▶ [What to work on]: Go through the listing and copy each line with the string "text".

▶ [Supplied information]:
═══

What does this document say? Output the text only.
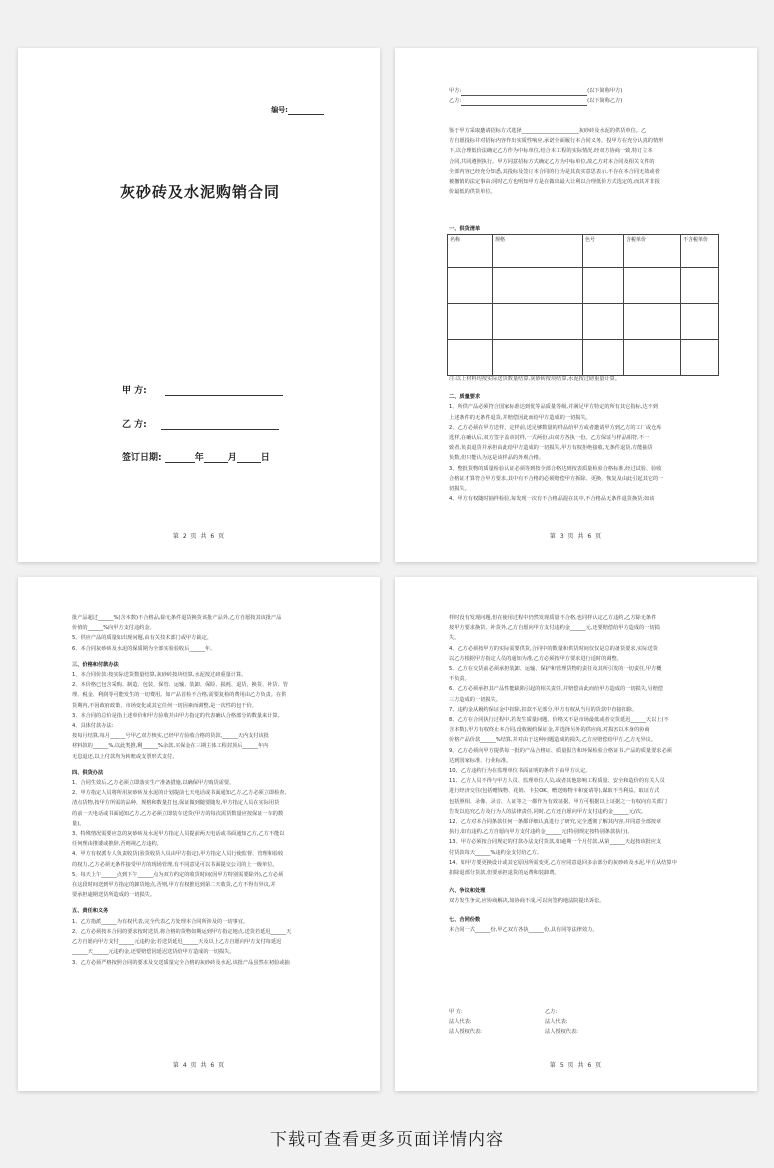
编号:
灰砂砖及水泥购销合同
甲 方:
乙 方:
签订日期:	年	月	日
第 2 页 共 6 页

甲方:	(以下简称甲方)

乙方:	(以下简称乙方)

鉴于甲方采取邀请招标方式选择______________________灰砂砖及水泥的供货单位。乙

方自愿投标并对招标内容作出实质性响应,承诺全面履行本合同义务。投甲方在充分认真的情形

下,以合理低价法确定乙方作为中标单位,结合本工程的实际情况,经双方协商一致,特订立本

合同,共同遵照执行。甲方同意招标方式确定乙方为中标单位,故乙方对本合同及相关文件的

全部内容已经充分知悉,其投标及签订本合同的行为是其真实意思表示,不存在本合同无效或者

被撤销的法定事由;同时乙方也明知甲方是在做出最大让利以合理低价方式选定的,而其并非报

价最低的供货单位。

一、供货清单

名称	规格	色号	含税单价	不含税单价

注:以上材料均按实际送货数量结算,灰砂砖按块结算,水泥按过磅重量计算。

二、质量要求

1、所供产品必须符合国家标准达到优等品质量等级,并满足甲方特定的所有其它指标,达不到

上述条件的无条件退货,并赔偿因此而给甲方造成的一切损失。

2、乙方必须在甲方送样、定样前,送足够数量的样品给甲方或者邀请甲方到乙方的工厂或仓库

选样,在确认后,双方签字盖章封样,一式两份,由双方各执一份。乙方保证与样品相符,不一

致者,负责退货并承担由此给甲方造成的一切损失,甲方有权拒绝接收,无条件退货,方能抽货

负数,但只能认为这是该样品的外观合格。

3、整批货物的质量检验认证必须等到按全部合格达到按表质量检验合格标准,经过试验、验收

合格证才算符合甲方要求,其中有不合格的必须赔偿甲方拆除、更换、恢复及由此引起其它的一

切损失。

4、甲方有权随时抽样检验,每发现一次有不合格品混在其中,不合格品无条件退货换货;如该

第 3 页 共 6 页

批产品超过______%(含本数)不合格品,除无条件退货换货该批产品外,乙方自愿按其该批产品

价值的______%向甲方支付违约金。

5、供应产品的质量如出现问题,由有关技术部门或甲方裁定。

6、本合同灰砂砖及水泥的保质期为全部实验验收后______年。

三、价格和付款办法

1、本合同价款:按实际送货数量结算,灰砂砖按块结算,水泥按过磅重量计算。

2、本价格已包含采购、制造、包装、保管、运输、装卸、保险、损耗、退货、换货、补货、管

理、税金、利润等可能发生的一切费用。如产品首检不合格,需要复检的费用由乙方负责。在供

货期内,不因政府政策、市场变化或其它任何一切因素而调整,是一次性的包干价。

3、本合同的总价是指上述单价和甲方验收并由甲方指定的代表确认合格部分的数量来计算。

4、具体付款办法:

按每月结算,每月______号甲乙双方核实,已经甲方验收合格的货款,______天内支付该批

材料款的______%,以此类推,剩______%余款,买保金在三期主体工程封顶后______年内

无息退还,以上付款均为转账或支票形式支付。

四、供货办法

1、合同生效后,乙方必须立即落实生产准备措施,以确保甲方购货需要。

2、甲方指定人员将所用灰砂砖及水泥的计划提前七天电话或书面通知乙方,乙方必须立即检查,

清点货物,按甲方所需的品种、规格和数量打包,保证做到随要随发,甲方指定人员在实际用货

的前一天电话或书面通知乙方,乙方必须立即装车送货(甲方的每次需货数量应按保证一车的数

量)。

3、特殊情况需要应急的灰砂砖及水泥甲方指定人员提前两天电话或书面通知乙方,乙方不能以

任何理由推诿或推辞,否则视乙方违约。

4、甲方有权派专人负责收货(验货收货人员由甲方指定),甲方指定人员行使监督、管理和验收

的权力,乙方必须无条件接受甲方的现场管理,有不同意见可以书面提交公司的上一级单位。

5、每天上午______点到下午______点为双方约定的收货时间(因甲方特别需要除外),乙方必须

在这段时间送到甲方指定的卸货地点,否则,甲方有权推迟到第二天收货,乙方不得有异议,并

要承担逾期送货所造成的一切损失。

五、责任和义务

1、乙方指派______为有权代表,完全代表乙方处理本合同所涉及的一切事宜。

2、乙方必须按本合同的要求按时送货,将合格的货物如期运到甲方指定地点,送货若延迟______天

乙方自愿向甲方支付______元违约金;若送货延迟______天及以上乙方自愿向甲方支付每延迟

______天______元违约金,还要赔偿因延迟送货给甲方造成的一切损失。

3、乙方必须严格按照合同的要求及交送质量完全合格的灰砂砖及水泥,该批产品虽然在初验或抽

第 4 页 共 6 页

样时没有发现问题,但在使用过程中仍然发现质量不合格,也同样认定乙方违约,乙方除无条件

按甲方要求换货、补货外,乙方自愿向甲方支付违约金______元,还要赔偿给甲方造成的一切损

失。

4、乙方必须按甲方的实际需要供货,合同中的数量和供货时间仅仅是总的备货要求,实际送货

以乙方根据甲方指定人员的通知为准,乙方必须按甲方要求进行适时的调整。

5、乙方在交货前必须承担装卸、运输、保护和管理货物的责任及其所引发的一切责任,甲方概

不负责。

6、乙方必须承担其产品性能缺陷引起的相关责任,并赔偿由此而给甲方造成的一切损失,另赔偿

三方造成的一切损失。

7、违约金从履约保证金中扣除,扣款不足部分,甲方有权从当月的货款中直接扣除。

8、乙方在合同执行过程中,若发生质量问题、价格又不是市场最低或者交货延迟______天以上(不

含本数),甲方有权终止本合同,没收履约保证金,并选择另外的供应商,对损害以本身的协商

价格产品价款______%结算,并对由于这种问题造成的损失,乙方应赔偿给甲方,乙方无异议。

9、乙方必须向甲方提供每一批的产品合格证、质量报告和环保检验合格证书,产品的质量要求必须

达到国家标准、行业标准。

10、乙方违约行为在监理单位书面证明的条件下由甲方认定。

11、乙方人员不得与甲方人员、监理单位人员,或者其他影响工程质量、安全和造价的有关人员

进行经济交往(包括赠钱物、花销、卡拉OK、赠送购物卡和宴请等),谋取不当利益。取证方式

包括照相、录像、录音、人证等之一都作为有效证据。甲方可根据以上证据之一有权向有关部门

告发以追究乙方及行为人的法律责任,同时,乙方还自愿向甲方支付违约金______元/次。

12、乙方对本合同条款任何一条都详细认真进行了研究,完全透彻了解其内容,并同意全部按章

执行,如有违约,乙方自愿向甲方支付违约金______元(特别规定按特别条款执行)。

13、甲方必须按合同规定的付款办法支付货款,如逾期一个月付款,从第______天起按该批应支

付货款每天______%违约金支付给乙方。

14、如甲方要更换设计或其它原因所需变更,乙方应同意退回多余部分的灰砂砖及水泥,甲方从结算中

扣除退部分货款,但要承担退货的运费和装卸费。

六、争议和处理

双方发生争议,应协商解决,如协商不成,可以向签约地法院提出诉讼。

七、合同份数

本合同一式______份,甲乙双方各执______份,具有同等法律效力。

甲 方:	乙方:

法人代表:	法人代表:

法人授权代表:	法人授权代表:

第 5 页 共 6 页
下载可查看更多页面详情内容
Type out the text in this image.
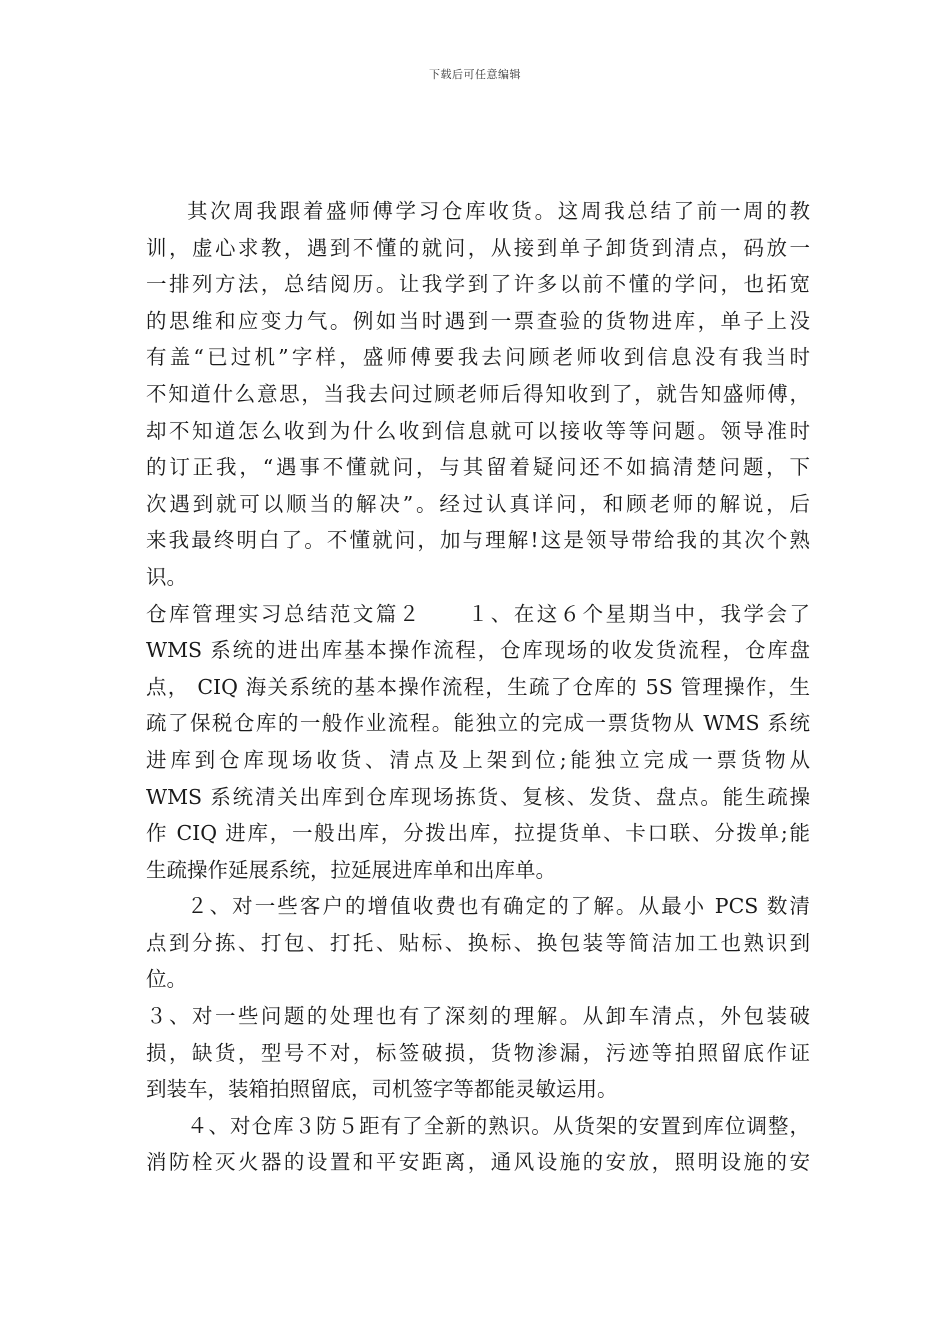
下载后可任意编辑
其次周我跟着盛师傅学习仓库收货。这周我总结了前一周的教
训，虚心求教，遇到不懂的就问，从接到单子卸货到清点，码放一
一排列方法，总结阅历。让我学到了许多以前不懂的学问，也拓宽
的思维和应变力气。例如当时遇到一票查验的货物进库，单子上没
有盖“已过机”字样，盛师傅要我去问顾老师收到信息没有我当时
不知道什么意思，当我去问过顾老师后得知收到了，就告知盛师傅，
却不知道怎么收到为什么收到信息就可以接收等等问题。领导准时
的订正我，“遇事不懂就问，与其留着疑问还不如搞清楚问题，下
次遇到就可以顺当的解决”。经过认真详问，和顾老师的解说，后
来我最终明白了。不懂就问，加与理解!这是领导带给我的其次个熟
识。
仓库管理实习总结范文篇２　　１、在这６个星期当中，我学会了
WMS 系统的进出库基本操作流程，仓库现场的收发货流程，仓库盘
点， CIQ 海关系统的基本操作流程，生疏了仓库的 5S 管理操作，生
疏了保税仓库的一般作业流程。能独立的完成一票货物从 WMS 系统
进库到仓库现场收货、清点及上架到位;能独立完成一票货物从
WMS 系统清关出库到仓库现场拣货、复核、发货、盘点。能生疏操
作 CIQ 进库，一般出库，分拨出库，拉提货单、卡口联、分拨单;能
生疏操作延展系统，拉延展进库单和出库单。
２、对一些客户的增值收费也有确定的了解。从最小 PCS 数清
点到分拣、打包、打托、贴标、换标、换包装等简洁加工也熟识到
位。
３、对一些问题的处理也有了深刻的理解。从卸车清点，外包装破
损，缺货，型号不对，标签破损，货物渗漏，污迹等拍照留底作证
到装车，装箱拍照留底，司机签字等都能灵敏运用。
４、对仓库３防５距有了全新的熟识。从货架的安置到库位调整，
消防栓灭火器的设置和平安距离，通风设施的安放，照明设施的安
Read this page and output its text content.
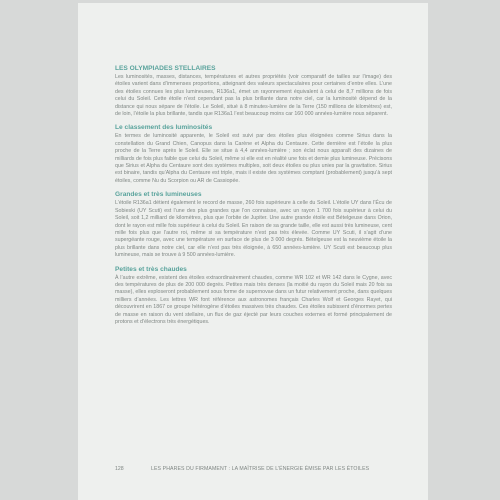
LES OLYMPIADES STELLAIRES

Les luminosités, masses, distances, températures et autres propriétés (voir comparatif de tailles sur l’image) des étoiles varient dans d’immenses proportions, atteignant des valeurs spectaculaires pour certaines d’entre elles. L’une des étoiles connues les plus lumineuses, R136a1, émet un rayonnement équivalent à celui de 8,7 millions de fois celui du Soleil. Cette étoile n’est cependant pas la plus brillante dans notre ciel, car la luminosité dépend de la distance qui nous sépare de l’étoile. Le Soleil, situé à 8 minutes-lumière de la Terre (150 millions de kilomètres) est, de loin, l’étoile la plus brillante, tandis que R136a1 l’est beaucoup moins car 160 000 années-lumière nous séparent.

Le classement des luminosités

En termes de luminosité apparente, le Soleil est suivi par des étoiles plus éloignées comme Sirius dans la constellation du Grand Chien, Canopus dans la Carène et Alpha du Centaure. Cette dernière est l’étoile la plus proche de la Terre après le Soleil. Elle se situe à 4,4 années-lumière ; son éclat nous apparaît des dizaines de milliards de fois plus faible que celui du Soleil, même si elle est en réalité une fois et demie plus lumineuse. Précisons que Sirius et Alpha du Centaure sont des systèmes multiples, soit deux étoiles ou plus unies par la gravitation. Sirius est binaire, tandis qu’Alpha du Centaure est triple, mais il existe des systèmes comptant (probablement) jusqu’à sept étoiles, comme Nu du Scorpion ou AR de Cassiopée.

Grandes et très lumineuses

L’étoile R136a1 détient également le record de masse, 260 fois supérieure à celle du Soleil. L’étoile UY dans l’Écu de Sobieski (UY Scuti) est l’une des plus grandes que l’on connaisse, avec un rayon 1 700 fois supérieur à celui du Soleil, soit 1,2 milliard de kilomètres, plus que l’orbite de Jupiter. Une autre grande étoile est Bételgeuse dans Orion, dont le rayon est mille fois supérieur à celui du Soleil. En raison de sa grande taille, elle est aussi très lumineuse, cent mille fois plus que l’autre roi, même si sa température n’est pas très élevée. Comme UY Scuti, il s’agit d’une supergéante rouge, avec une température en surface de plus de 3 000 degrés. Bételgeuse est la neuvième étoile la plus brillante dans notre ciel, car elle n’est pas très éloignée, à 650 années-lumière. UY Scuti est beaucoup plus lumineuse, mais se trouve à 9 500 années-lumière.

Petites et très chaudes

À l’autre extrême, existent des étoiles extraordinairement chaudes, comme WR 102 et WR 142 dans le Cygne, avec des températures de plus de 200 000 degrés. Petites mais très denses (la moitié du rayon du Soleil mais 20 fois sa masse), elles exploseront probablement sous forme de supernovae dans un futur relativement proche, dans quelques milliers d’années. Les lettres WR font référence aux astronomes français Charles Wolf et Georges Rayet, qui découvrirent en 1867 ce groupe hétérogène d’étoiles massives très chaudes. Ces étoiles subissent d’énormes pertes de masse en raison du vent stellaire, un flux de gaz éjecté par leurs couches externes et formé principalement de protons et d’électrons très énergétiques.

128	LES PHARES DU FIRMAMENT : LA MAÎTRISE DE L’ÉNERGIE ÉMISE PAR LES ÉTOILES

═══

▶ [Response to this exercise]:
What does this document say? Output the text only.
Type out the text in this image.
Read this page and output its text content.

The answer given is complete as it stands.